### Exercise goal
Locate the word "title" in the entries below, then gather every line that holds it.
-- BEGIN Given information --
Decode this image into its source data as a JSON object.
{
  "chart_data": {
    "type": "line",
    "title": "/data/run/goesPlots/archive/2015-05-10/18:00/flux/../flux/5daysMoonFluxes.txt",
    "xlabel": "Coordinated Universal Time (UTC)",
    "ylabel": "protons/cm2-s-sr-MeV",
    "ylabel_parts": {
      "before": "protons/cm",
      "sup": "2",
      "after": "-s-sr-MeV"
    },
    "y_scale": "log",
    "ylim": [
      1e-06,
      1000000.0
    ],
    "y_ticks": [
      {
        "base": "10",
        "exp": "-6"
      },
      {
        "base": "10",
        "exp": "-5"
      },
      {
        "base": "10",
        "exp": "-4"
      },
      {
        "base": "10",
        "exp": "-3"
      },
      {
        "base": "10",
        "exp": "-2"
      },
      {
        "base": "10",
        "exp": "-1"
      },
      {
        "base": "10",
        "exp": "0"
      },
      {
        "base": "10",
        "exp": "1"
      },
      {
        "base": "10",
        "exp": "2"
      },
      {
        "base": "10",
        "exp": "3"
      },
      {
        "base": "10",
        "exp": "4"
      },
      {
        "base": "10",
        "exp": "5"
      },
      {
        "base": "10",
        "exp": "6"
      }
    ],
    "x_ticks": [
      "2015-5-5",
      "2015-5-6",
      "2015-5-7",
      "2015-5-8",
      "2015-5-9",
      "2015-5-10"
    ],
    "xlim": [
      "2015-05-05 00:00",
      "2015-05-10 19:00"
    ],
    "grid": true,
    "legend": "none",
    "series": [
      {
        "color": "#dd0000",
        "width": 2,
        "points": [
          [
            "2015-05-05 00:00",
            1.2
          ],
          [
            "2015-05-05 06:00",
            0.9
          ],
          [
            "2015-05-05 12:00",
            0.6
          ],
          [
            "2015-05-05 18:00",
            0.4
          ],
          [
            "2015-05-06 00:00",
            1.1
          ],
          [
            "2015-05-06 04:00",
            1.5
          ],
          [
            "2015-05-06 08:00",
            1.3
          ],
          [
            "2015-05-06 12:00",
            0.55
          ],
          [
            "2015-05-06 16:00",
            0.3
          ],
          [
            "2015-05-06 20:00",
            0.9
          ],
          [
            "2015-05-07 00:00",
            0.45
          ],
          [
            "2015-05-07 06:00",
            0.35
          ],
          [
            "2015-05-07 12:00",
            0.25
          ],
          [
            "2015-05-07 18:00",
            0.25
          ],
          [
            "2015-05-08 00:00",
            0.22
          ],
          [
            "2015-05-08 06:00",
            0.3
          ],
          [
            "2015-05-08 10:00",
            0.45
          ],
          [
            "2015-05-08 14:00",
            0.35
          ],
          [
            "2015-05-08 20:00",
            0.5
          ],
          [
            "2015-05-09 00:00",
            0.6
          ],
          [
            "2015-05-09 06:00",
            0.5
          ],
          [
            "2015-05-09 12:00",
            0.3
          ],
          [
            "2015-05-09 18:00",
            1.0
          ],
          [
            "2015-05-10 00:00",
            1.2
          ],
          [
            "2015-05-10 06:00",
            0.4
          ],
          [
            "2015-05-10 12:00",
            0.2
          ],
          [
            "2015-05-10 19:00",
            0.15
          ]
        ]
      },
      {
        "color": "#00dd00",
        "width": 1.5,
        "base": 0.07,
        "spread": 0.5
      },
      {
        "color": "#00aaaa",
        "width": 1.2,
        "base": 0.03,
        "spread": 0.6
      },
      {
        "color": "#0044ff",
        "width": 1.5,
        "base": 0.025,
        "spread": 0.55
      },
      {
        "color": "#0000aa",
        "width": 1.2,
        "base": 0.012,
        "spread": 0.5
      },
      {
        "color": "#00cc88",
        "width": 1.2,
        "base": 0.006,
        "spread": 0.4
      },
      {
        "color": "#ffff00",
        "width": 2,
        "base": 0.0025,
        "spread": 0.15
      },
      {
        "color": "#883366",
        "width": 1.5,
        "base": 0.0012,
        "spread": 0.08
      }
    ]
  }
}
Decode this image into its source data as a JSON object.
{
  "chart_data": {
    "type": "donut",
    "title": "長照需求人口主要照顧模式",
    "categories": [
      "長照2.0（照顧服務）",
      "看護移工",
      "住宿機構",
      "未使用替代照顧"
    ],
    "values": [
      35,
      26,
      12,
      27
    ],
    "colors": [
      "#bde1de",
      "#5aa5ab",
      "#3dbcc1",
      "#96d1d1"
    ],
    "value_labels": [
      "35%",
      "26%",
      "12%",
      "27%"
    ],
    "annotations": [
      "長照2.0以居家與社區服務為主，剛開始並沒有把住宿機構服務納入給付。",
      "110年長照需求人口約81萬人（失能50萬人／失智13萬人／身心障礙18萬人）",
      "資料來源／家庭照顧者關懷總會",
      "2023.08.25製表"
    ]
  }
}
-- END Given information --
### Response below
    "title": "/data/run/goesPlots/archive/2015-05-10/18:00/flux/../flux/5daysMoonFluxes.txt",
    "title": "長照需求人口主要照顧模式",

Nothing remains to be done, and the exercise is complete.